[Some records]

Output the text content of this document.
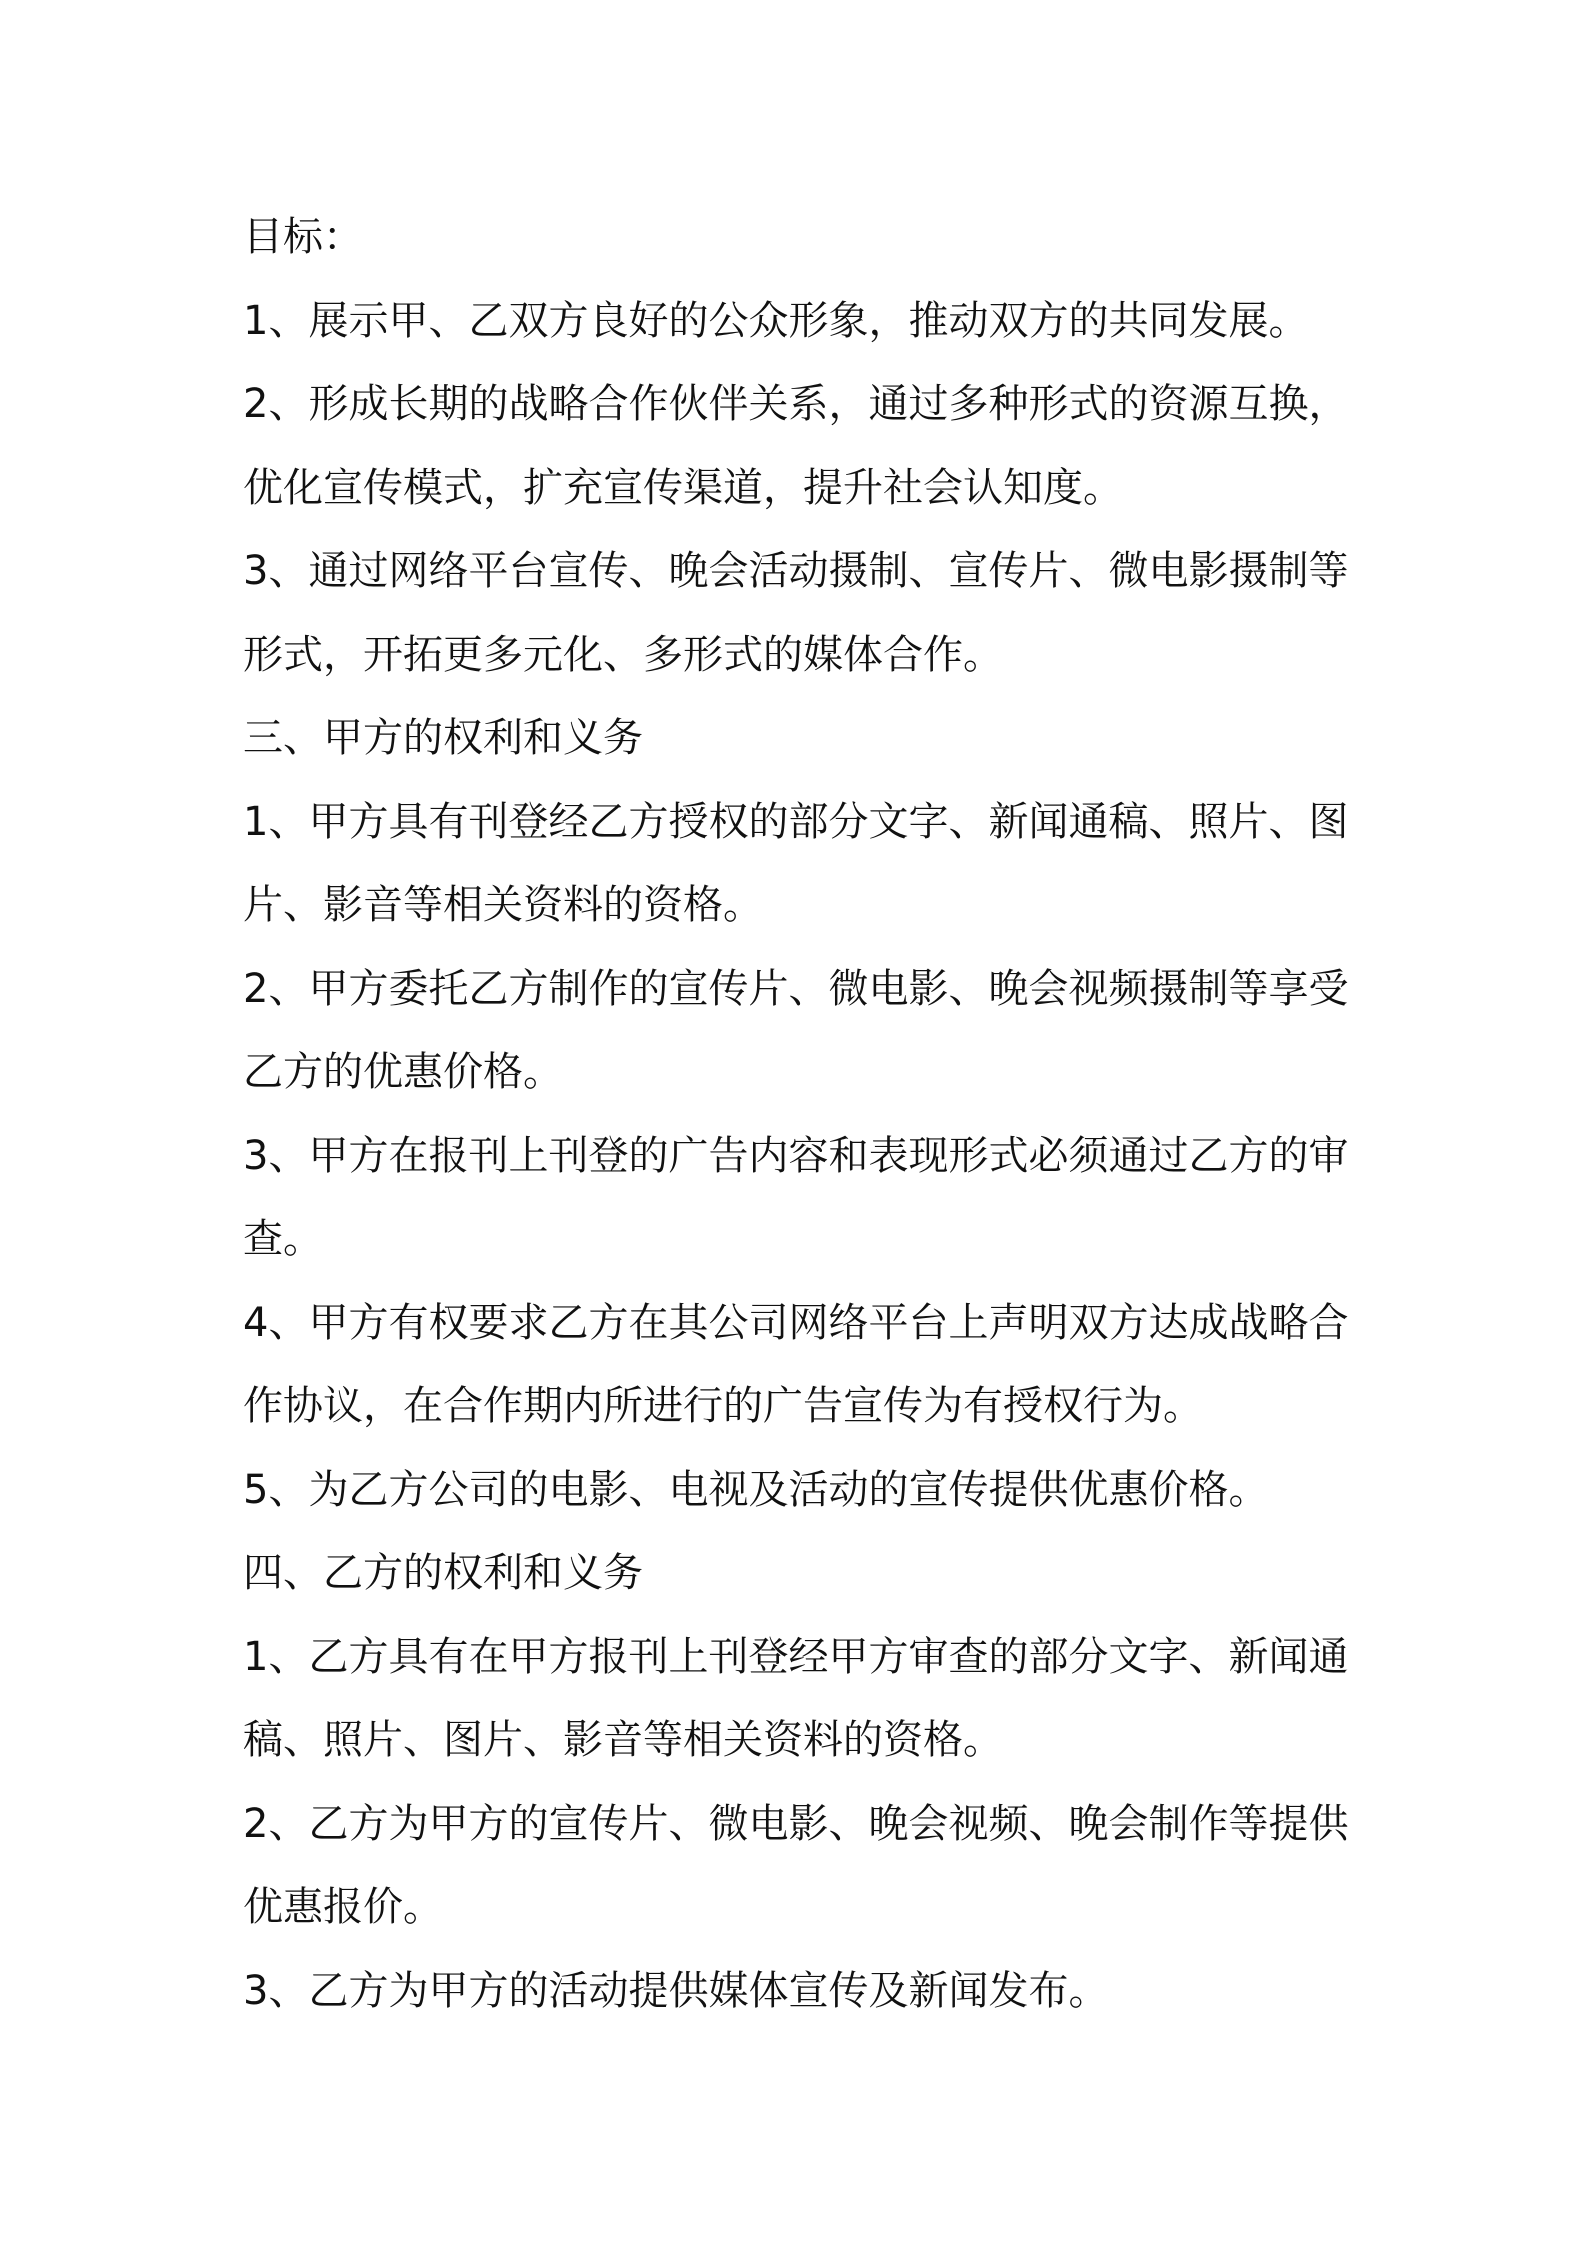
目标：
1、展示甲、乙双方良好的公众形象，推动双方的共同发展。
2、形成长期的战略合作伙伴关系，通过多种形式的资源互换，
优化宣传模式，扩充宣传渠道，提升社会认知度。
3、通过网络平台宣传、晚会活动摄制、宣传片、微电影摄制等
形式，开拓更多元化、多形式的媒体合作。
三、甲方的权利和义务
1、甲方具有刊登经乙方授权的部分文字、新闻通稿、照片、图
片、影音等相关资料的资格。
2、甲方委托乙方制作的宣传片、微电影、晚会视频摄制等享受
乙方的优惠价格。
3、甲方在报刊上刊登的广告内容和表现形式必须通过乙方的审
查。
4、甲方有权要求乙方在其公司网络平台上声明双方达成战略合
作协议，在合作期内所进行的广告宣传为有授权行为。
5、为乙方公司的电影、电视及活动的宣传提供优惠价格。
四、乙方的权利和义务
1、乙方具有在甲方报刊上刊登经甲方审查的部分文字、新闻通
稿、照片、图片、影音等相关资料的资格。
2、乙方为甲方的宣传片、微电影、晚会视频、晚会制作等提供
优惠报价。
3、乙方为甲方的活动提供媒体宣传及新闻发布。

AIM ▸
Give the data above again in full and unchanged, skipping the pictures.

RESULT ▸
Output the text content of this document.
目标：
1、展示甲、乙双方良好的公众形象，推动双方的共同发展。
2、形成长期的战略合作伙伴关系，通过多种形式的资源互换，
优化宣传模式，扩充宣传渠道，提升社会认知度。
3、通过网络平台宣传、晚会活动摄制、宣传片、微电影摄制等
形式，开拓更多元化、多形式的媒体合作。
三、甲方的权利和义务
1、甲方具有刊登经乙方授权的部分文字、新闻通稿、照片、图
片、影音等相关资料的资格。
2、甲方委托乙方制作的宣传片、微电影、晚会视频摄制等享受
乙方的优惠价格。
3、甲方在报刊上刊登的广告内容和表现形式必须通过乙方的审
查。
4、甲方有权要求乙方在其公司网络平台上声明双方达成战略合
作协议，在合作期内所进行的广告宣传为有授权行为。
5、为乙方公司的电影、电视及活动的宣传提供优惠价格。
四、乙方的权利和义务
1、乙方具有在甲方报刊上刊登经甲方审查的部分文字、新闻通
稿、照片、图片、影音等相关资料的资格。
2、乙方为甲方的宣传片、微电影、晚会视频、晚会制作等提供
优惠报价。
3、乙方为甲方的活动提供媒体宣传及新闻发布。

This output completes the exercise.